■ **Your objective**: Can you rewrite the rows below, swapping "bounding boxes" for "enclosing boxes" and changing nothing else? Leave the pictures out of your answer.

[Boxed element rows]

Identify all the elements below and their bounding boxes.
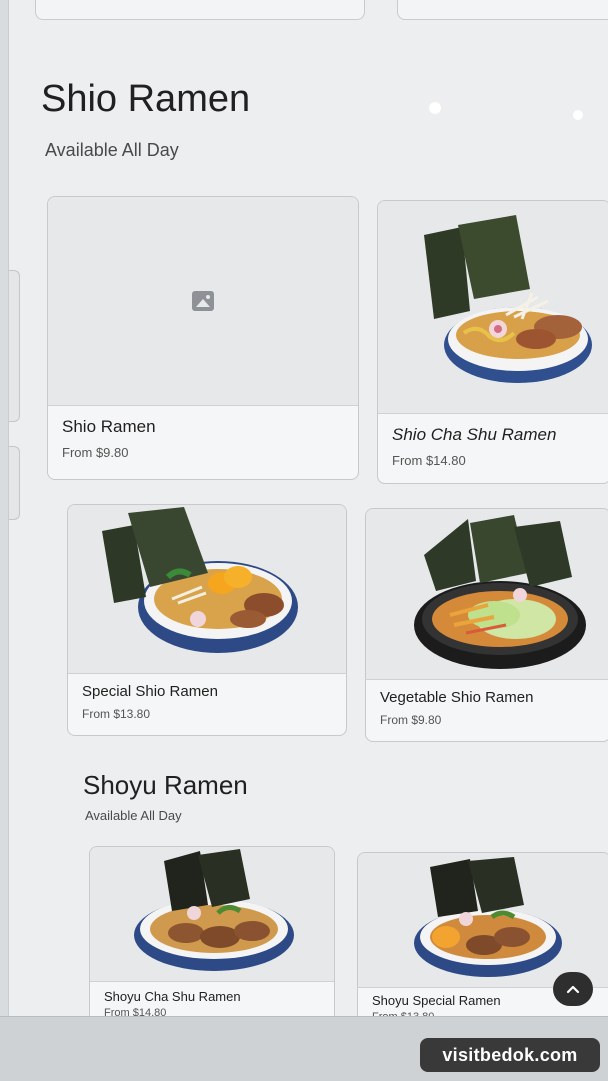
ramen-photo: [414, 857, 562, 977]
item-image: [358, 853, 608, 988]
watermark: visitbedok.com: [420, 1038, 600, 1072]
item-image: [378, 201, 608, 414]
item-image: [90, 847, 334, 982]
menu-item-card[interactable]: Vegetable Shio Ramen From $9.80: [365, 508, 608, 742]
side-category-tab[interactable]: [9, 446, 20, 520]
side-category-tab[interactable]: [9, 270, 20, 422]
chevron-up-icon: [566, 985, 580, 994]
section-availability: Available All Day: [45, 140, 179, 160]
glare: [429, 102, 441, 114]
menu-item-card[interactable]: Special Shio Ramen From $13.80: [67, 504, 347, 736]
menu-item-card-partial[interactable]: [35, 0, 365, 20]
ramen-photo: [424, 215, 592, 383]
item-name: Special Shio Ramen: [82, 683, 218, 700]
item-name: Shio Cha Shu Ramen: [392, 425, 557, 444]
ramen-photo: [102, 507, 298, 653]
item-image: [68, 505, 346, 674]
item-name: Shoyu Special Ramen: [372, 993, 501, 1008]
item-image: [48, 197, 358, 406]
item-price: From $9.80: [62, 445, 129, 460]
menu-item-card-partial[interactable]: [397, 0, 608, 20]
menu-item-card[interactable]: Shio Cha Shu Ramen From $14.80: [377, 200, 608, 484]
item-price: From $13.80: [82, 707, 151, 721]
item-price: From $14.80: [392, 453, 466, 468]
ramen-photo: [414, 515, 586, 669]
glare: [573, 110, 583, 120]
section-availability: Available All Day: [85, 808, 182, 823]
item-name: Vegetable Shio Ramen: [380, 689, 534, 706]
image-placeholder-icon: [192, 291, 214, 311]
menu-screen: Shio Ramen Available All Day Shio Ramen …: [8, 0, 608, 1030]
item-price: From $9.80: [380, 713, 442, 727]
ramen-photo: [134, 849, 294, 971]
scroll-to-top-button[interactable]: [553, 972, 593, 1006]
menu-item-card[interactable]: Shoyu Cha Shu Ramen From $14.80: [89, 846, 335, 1028]
item-image: [366, 509, 608, 680]
section-title-shoyu-ramen: Shoyu Ramen: [83, 770, 248, 800]
item-name: Shoyu Cha Shu Ramen: [104, 989, 241, 1004]
section-title-shio-ramen: Shio Ramen: [41, 78, 251, 120]
menu-item-card[interactable]: Shio Ramen From $9.80: [47, 196, 359, 480]
item-name: Shio Ramen: [62, 417, 156, 436]
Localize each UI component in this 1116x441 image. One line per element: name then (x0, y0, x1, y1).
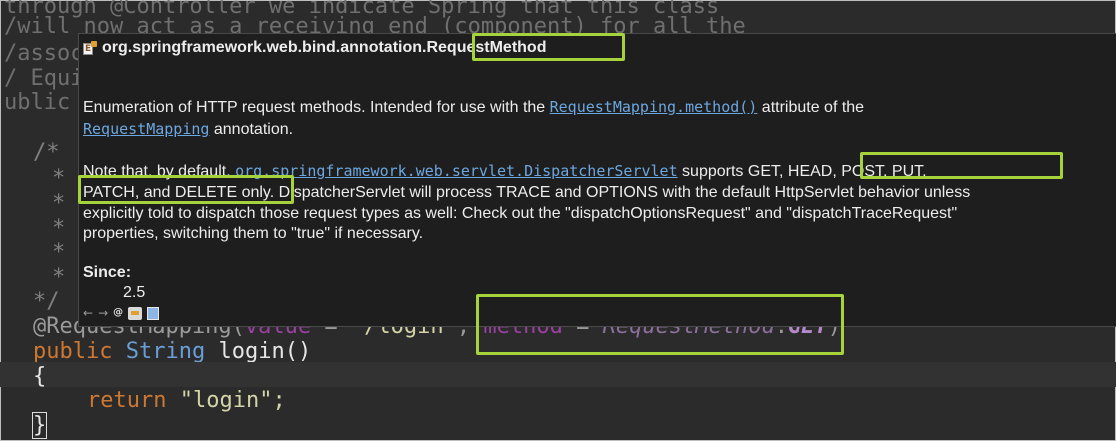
back-arrow-icon[interactable]: ← (83, 305, 93, 321)
open-declaration-icon[interactable] (128, 306, 143, 320)
enum-class-icon: E (83, 41, 97, 55)
note-line: properties, switching them to "true" if … (83, 225, 424, 242)
supported-methods-text: PATCH, and DELETE only. (83, 184, 275, 201)
description-line: RequestMapping annotation. (83, 119, 293, 140)
note-line: explicitly told to dispatch those reques… (83, 205, 958, 222)
text: supports (677, 163, 748, 180)
text: Enumeration of HTTP request methods. Int… (83, 99, 550, 116)
dispatcher-servlet-link[interactable]: org.springframework.web.servlet.Dispatch… (235, 162, 678, 180)
return-type: String (125, 339, 206, 364)
forward-arrow-icon[interactable]: → (98, 305, 108, 321)
open-in-browser-icon[interactable] (147, 306, 160, 320)
return-keyword: return (87, 388, 167, 413)
text: annotation. (209, 121, 294, 138)
description-line: Enumeration of HTTP request methods. Int… (83, 97, 864, 118)
javadoc-hover-popup[interactable]: E org.springframework.web.bind.annotatio… (78, 33, 1116, 327)
attached-javadoc-icon[interactable]: @ (113, 305, 123, 321)
request-mapping-link[interactable]: RequestMapping (83, 120, 209, 138)
text: DispatcherServlet will process TRACE and… (274, 184, 971, 201)
matching-brace: } (31, 412, 48, 439)
note-line: Note that, by default, org.springframewo… (83, 161, 927, 182)
current-line-highlight (0, 362, 1116, 387)
supported-methods-text: GET, HEAD, POST, PUT, (747, 163, 927, 180)
comment-stub: /* (33, 140, 60, 165)
open-brace: { (33, 364, 47, 389)
package-name: org.springframework.web.bind.annotation. (102, 39, 427, 56)
public-keyword: public (33, 339, 113, 364)
popup-toolbar: ← → @ (83, 305, 160, 321)
request-mapping-method-link[interactable]: RequestMapping.method() (550, 98, 758, 116)
since-value: 2.5 (123, 284, 146, 301)
close-brace: } (31, 412, 48, 439)
text: attribute of the (757, 99, 865, 116)
comment-stub: */ (33, 289, 60, 314)
class-name: RequestMethod (426, 39, 547, 56)
text: Note that, by default, (83, 163, 236, 180)
code-comment-line: /assoc (4, 41, 84, 66)
return-statement-line[interactable]: return "login"; (87, 388, 286, 414)
note-line: PATCH, and DELETE only. DispatcherServle… (83, 182, 970, 203)
comment-stub: * (52, 216, 66, 241)
popup-header: E org.springframework.web.bind.annotatio… (83, 37, 546, 59)
comment-stub: * (52, 191, 66, 216)
since-label: Since: (83, 264, 132, 281)
return-string: "login"; (179, 388, 286, 413)
method-name: login() (218, 339, 312, 364)
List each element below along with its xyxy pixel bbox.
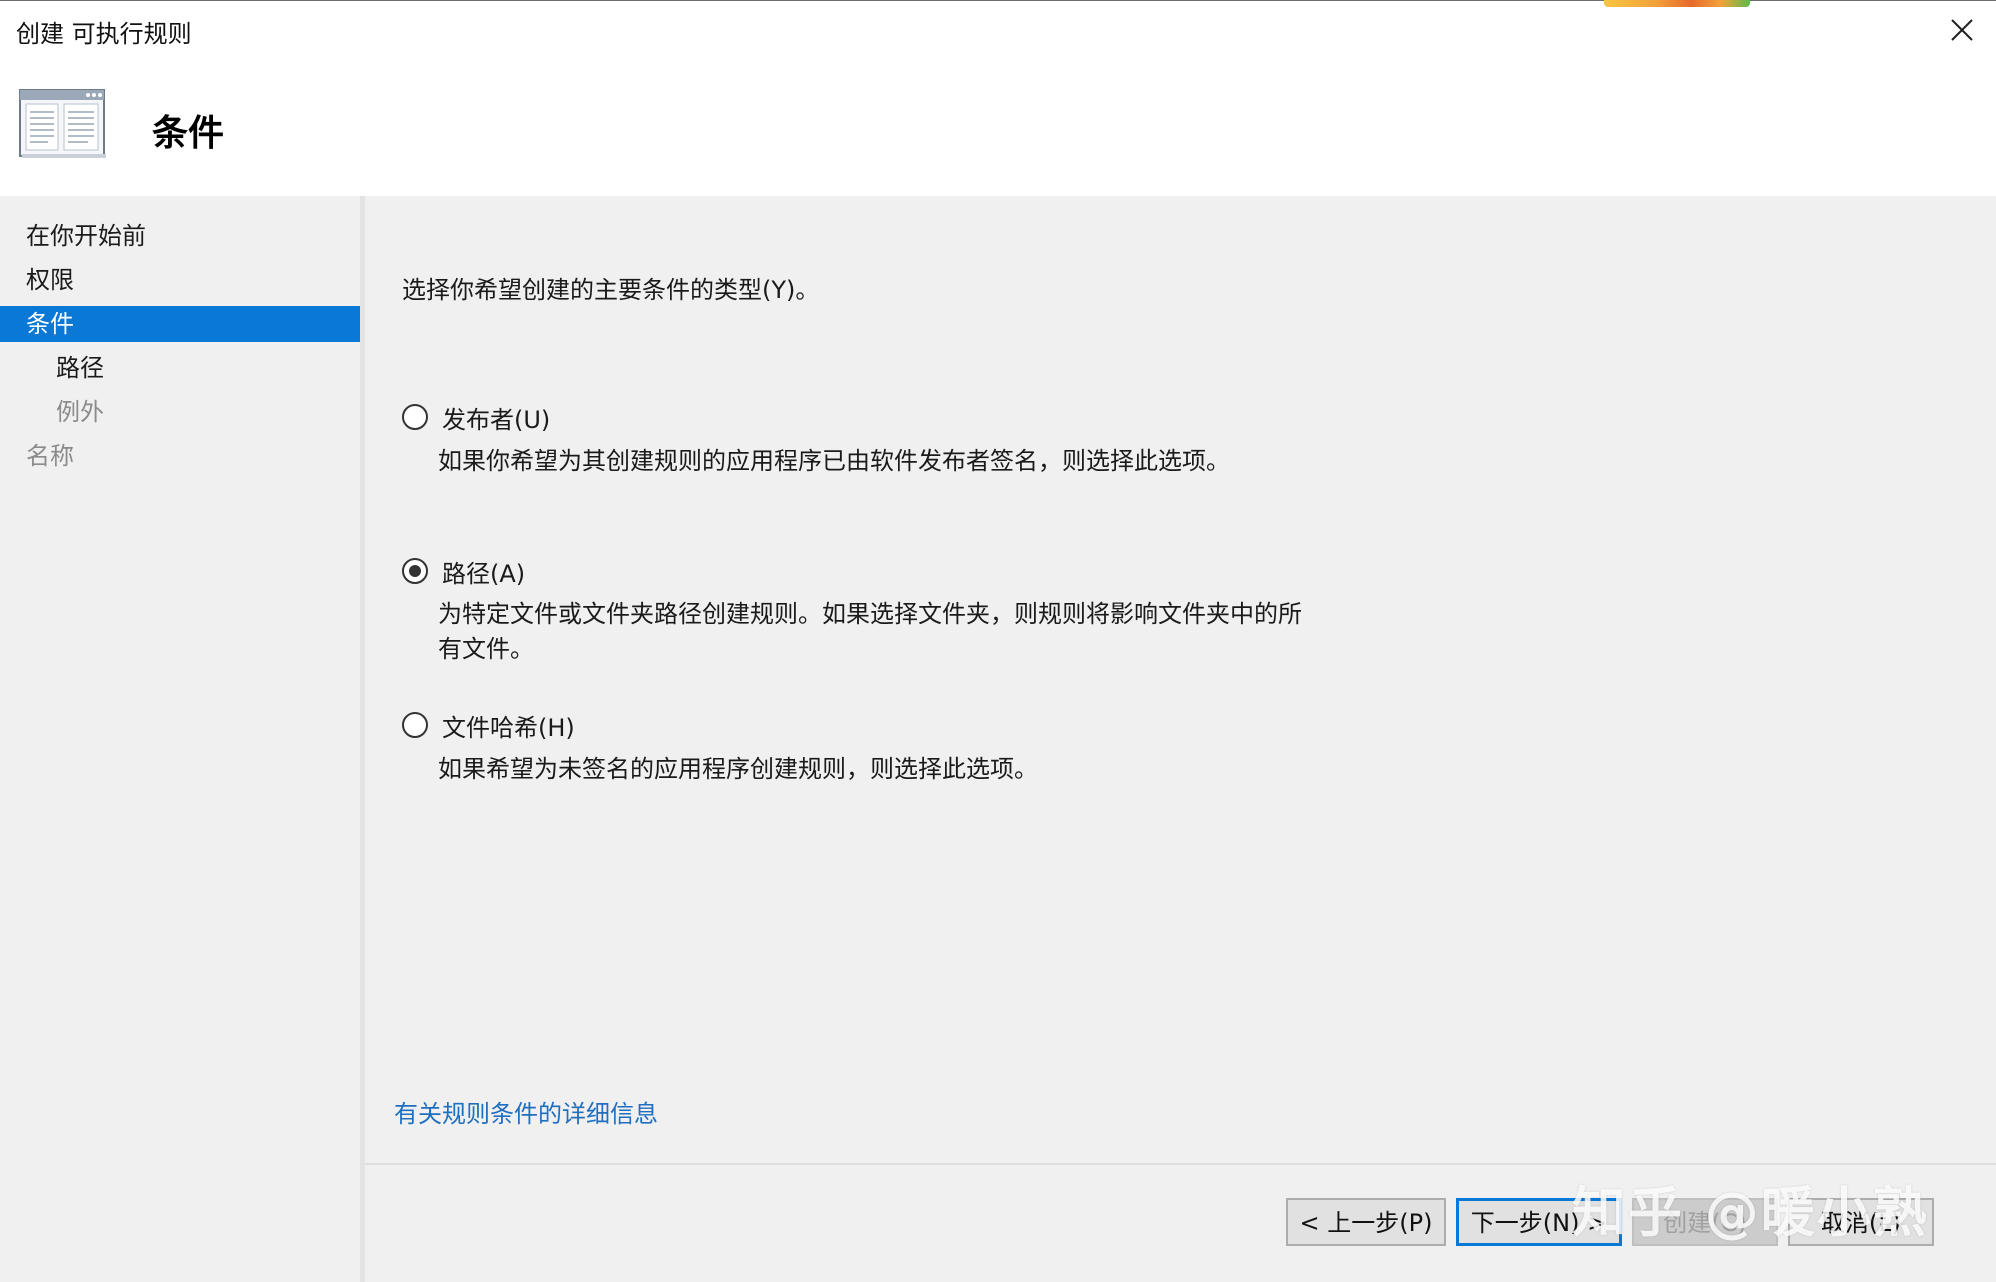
sidebar-item-name: 名称 xyxy=(0,438,360,474)
sidebar-item-exceptions: 例外 xyxy=(0,394,360,430)
help-link[interactable]: 有关规则条件的详细信息 xyxy=(394,1094,658,1129)
sidebar-item-before-you-begin[interactable]: 在你开始前 xyxy=(0,218,360,254)
page-title: 条件 xyxy=(152,113,225,154)
radio-label: 文件哈希(H) xyxy=(442,714,575,742)
radio-button[interactable] xyxy=(402,404,428,430)
close-button[interactable] xyxy=(1938,8,1986,52)
sidebar-item-path[interactable]: 路径 xyxy=(0,350,360,386)
option-description: 如果希望为未签名的应用程序创建规则，则选择此选项。 xyxy=(438,755,1038,783)
rules-window-icon xyxy=(18,86,108,164)
back-button[interactable]: < 上一步(P) xyxy=(1286,1198,1446,1246)
condition-prompt: 选择你希望创建的主要条件的类型(Y)。 xyxy=(402,276,820,304)
sidebar-item-label: 在你开始前 xyxy=(26,222,146,250)
sidebar-item-label: 路径 xyxy=(56,354,104,382)
option-description: 如果你希望为其创建规则的应用程序已由软件发布者签名，则选择此选项。 xyxy=(438,447,1230,475)
radio-label: 路径(A) xyxy=(442,560,526,588)
taskbar-decoration xyxy=(1604,0,1750,7)
sidebar-item-conditions[interactable]: 条件 xyxy=(0,306,360,342)
window-title: 创建 可执行规则 xyxy=(16,20,192,48)
sidebar-item-label: 条件 xyxy=(26,310,74,338)
sidebar-item-label: 例外 xyxy=(56,398,104,426)
radio-button-selected[interactable] xyxy=(402,558,428,584)
option-description: 为特定文件或文件夹路径创建规则。如果选择文件夹，则规则将影响文件夹中的所有文件。 xyxy=(438,600,1302,663)
sidebar-item-label: 权限 xyxy=(26,266,74,294)
close-icon xyxy=(1951,19,1973,41)
radio-dot xyxy=(409,565,421,577)
sidebar-item-label: 名称 xyxy=(26,442,74,470)
radio-label: 发布者(U) xyxy=(442,406,551,434)
sidebar-item-permissions[interactable]: 权限 xyxy=(0,262,360,298)
wizard-content xyxy=(365,196,1996,1163)
watermark: 知乎 @暖小熟 xyxy=(1572,1181,1929,1244)
radio-button[interactable] xyxy=(402,712,428,738)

■ **Finished task**:
Identify all the elements below and their enclosing boxes.
ramen-photo: [414, 857, 562, 977]
item-image: [358, 853, 608, 988]
watermark: visitbedok.com: [420, 1038, 600, 1072]
item-image: [378, 201, 608, 414]
item-image: [90, 847, 334, 982]
menu-item-card[interactable]: Vegetable Shio Ramen From $9.80: [365, 508, 608, 742]
side-category-tab[interactable]: [9, 446, 20, 520]
side-category-tab[interactable]: [9, 270, 20, 422]
chevron-up-icon: [566, 985, 580, 994]
section-availability: Available All Day: [45, 140, 179, 160]
glare: [429, 102, 441, 114]
menu-item-card[interactable]: Special Shio Ramen From $13.80: [67, 504, 347, 736]
menu-item-card-partial[interactable]: [35, 0, 365, 20]
ramen-photo: [424, 215, 592, 383]
item-name: Special Shio Ramen: [82, 683, 218, 700]
item-name: Shio Cha Shu Ramen: [392, 425, 557, 444]
ramen-photo: [102, 507, 298, 653]
item-image: [68, 505, 346, 674]
item-name: Shoyu Special Ramen: [372, 993, 501, 1008]
item-image: [48, 197, 358, 406]
item-price: From $9.80: [62, 445, 129, 460]
menu-item-card-partial[interactable]: [397, 0, 608, 20]
menu-item-card[interactable]: Shio Cha Shu Ramen From $14.80: [377, 200, 608, 484]
item-price: From $13.80: [82, 707, 151, 721]
item-price: From $14.80: [392, 453, 466, 468]
ramen-photo: [414, 515, 586, 669]
glare: [573, 110, 583, 120]
section-availability: Available All Day: [85, 808, 182, 823]
item-name: Vegetable Shio Ramen: [380, 689, 534, 706]
image-placeholder-icon: [192, 291, 214, 311]
menu-screen: Shio Ramen Available All Day Shio Ramen …: [8, 0, 608, 1030]
item-price: From $9.80: [380, 713, 442, 727]
ramen-photo: [134, 849, 294, 971]
scroll-to-top-button[interactable]: [553, 972, 593, 1006]
menu-item-card[interactable]: Shoyu Cha Shu Ramen From $14.80: [89, 846, 335, 1028]
item-image: [366, 509, 608, 680]
section-title-shoyu-ramen: Shoyu Ramen: [83, 770, 248, 800]
item-name: Shoyu Cha Shu Ramen: [104, 989, 241, 1004]
section-title-shio-ramen: Shio Ramen: [41, 78, 251, 120]
menu-item-card[interactable]: Shio Ramen From $9.80: [47, 196, 359, 480]
item-name: Shio Ramen: [62, 417, 156, 436]
Localize each UI component in this 1116x441 image. One line per element: name then (x0, y0, x1, y1).
back-arrow-icon[interactable]: ← (83, 305, 93, 321)
open-declaration-icon[interactable] (128, 306, 143, 320)
enum-class-icon: E (83, 41, 97, 55)
note-line: properties, switching them to "true" if … (83, 225, 424, 242)
supported-methods-text: PATCH, and DELETE only. (83, 184, 275, 201)
description-line: RequestMapping annotation. (83, 119, 293, 140)
note-line: explicitly told to dispatch those reques… (83, 205, 958, 222)
text: supports (677, 163, 748, 180)
text: Enumeration of HTTP request methods. Int… (83, 99, 550, 116)
dispatcher-servlet-link[interactable]: org.springframework.web.servlet.Dispatch… (235, 162, 678, 180)
return-type: String (125, 339, 206, 364)
forward-arrow-icon[interactable]: → (98, 305, 108, 321)
open-in-browser-icon[interactable] (147, 306, 160, 320)
return-keyword: return (87, 388, 167, 413)
text: annotation. (209, 121, 294, 138)
description-line: Enumeration of HTTP request methods. Int… (83, 97, 864, 118)
javadoc-hover-popup[interactable]: E org.springframework.web.bind.annotatio… (78, 33, 1116, 327)
attached-javadoc-icon[interactable]: @ (113, 305, 123, 321)
request-mapping-link[interactable]: RequestMapping (83, 120, 209, 138)
text: DispatcherServlet will process TRACE and… (274, 184, 971, 201)
matching-brace: } (31, 412, 48, 439)
note-line: Note that, by default, org.springframewo… (83, 161, 927, 182)
current-line-highlight (0, 362, 1116, 387)
supported-methods-text: GET, HEAD, POST, PUT, (747, 163, 927, 180)
comment-stub: /* (33, 140, 60, 165)
open-brace: { (33, 364, 47, 389)
package-name: org.springframework.web.bind.annotation. (102, 39, 427, 56)
public-keyword: public (33, 339, 113, 364)
popup-toolbar: ← → @ (83, 305, 160, 321)
request-mapping-method-link[interactable]: RequestMapping.method() (550, 98, 758, 116)
since-value: 2.5 (123, 284, 146, 301)
close-brace: } (31, 412, 48, 439)
text: attribute of the (757, 99, 865, 116)
comment-stub: */ (33, 289, 60, 314)
class-name: RequestMethod (426, 39, 547, 56)
text: Note that, by default, (83, 163, 236, 180)
code-comment-line: /assoc (4, 41, 84, 66)
return-statement-line[interactable]: return "login"; (87, 388, 286, 414)
note-line: PATCH, and DELETE only. DispatcherServle… (83, 182, 970, 203)
comment-stub: * (52, 216, 66, 241)
popup-header: E org.springframework.web.bind.annotatio… (83, 37, 546, 59)
comment-stub: * (52, 191, 66, 216)
since-label: Since: (83, 264, 132, 281)
return-string: "login"; (179, 388, 286, 413)
method-name: login() (218, 339, 312, 364)
List each element below along with its xyxy pixel bbox.
sidebar-item-name: 名称 xyxy=(0,438,360,474)
sidebar-item-exceptions: 例外 xyxy=(0,394,360,430)
help-link[interactable]: 有关规则条件的详细信息 xyxy=(394,1094,658,1129)
sidebar-item-before-you-begin[interactable]: 在你开始前 xyxy=(0,218,360,254)
page-title: 条件 xyxy=(152,113,225,154)
radio-label: 文件哈希(H) xyxy=(442,714,575,742)
radio-button[interactable] xyxy=(402,404,428,430)
close-button[interactable] xyxy=(1938,8,1986,52)
sidebar-item-path[interactable]: 路径 xyxy=(0,350,360,386)
option-description: 如果希望为未签名的应用程序创建规则，则选择此选项。 xyxy=(438,755,1038,783)
rules-window-icon xyxy=(18,86,108,164)
back-button[interactable]: < 上一步(P) xyxy=(1286,1198,1446,1246)
condition-prompt: 选择你希望创建的主要条件的类型(Y)。 xyxy=(402,276,820,304)
sidebar-item-label: 在你开始前 xyxy=(26,222,146,250)
sidebar-item-label: 路径 xyxy=(56,354,104,382)
option-description: 如果你希望为其创建规则的应用程序已由软件发布者签名，则选择此选项。 xyxy=(438,447,1230,475)
radio-label: 路径(A) xyxy=(442,560,526,588)
taskbar-decoration xyxy=(1604,0,1750,7)
sidebar-item-conditions[interactable]: 条件 xyxy=(0,306,360,342)
window-title: 创建 可执行规则 xyxy=(16,20,192,48)
sidebar-item-label: 条件 xyxy=(26,310,74,338)
sidebar-item-label: 例外 xyxy=(56,398,104,426)
radio-button-selected[interactable] xyxy=(402,558,428,584)
option-description: 为特定文件或文件夹路径创建规则。如果选择文件夹，则规则将影响文件夹中的所有文件。 xyxy=(438,600,1302,663)
sidebar-item-label: 权限 xyxy=(26,266,74,294)
close-icon xyxy=(1951,19,1973,41)
radio-dot xyxy=(409,565,421,577)
sidebar-item-label: 名称 xyxy=(26,442,74,470)
radio-label: 发布者(U) xyxy=(442,406,551,434)
sidebar-item-permissions[interactable]: 权限 xyxy=(0,262,360,298)
wizard-content xyxy=(365,196,1996,1163)
watermark: 知乎 @暖小熟 xyxy=(1572,1181,1929,1244)
radio-button[interactable] xyxy=(402,712,428,738)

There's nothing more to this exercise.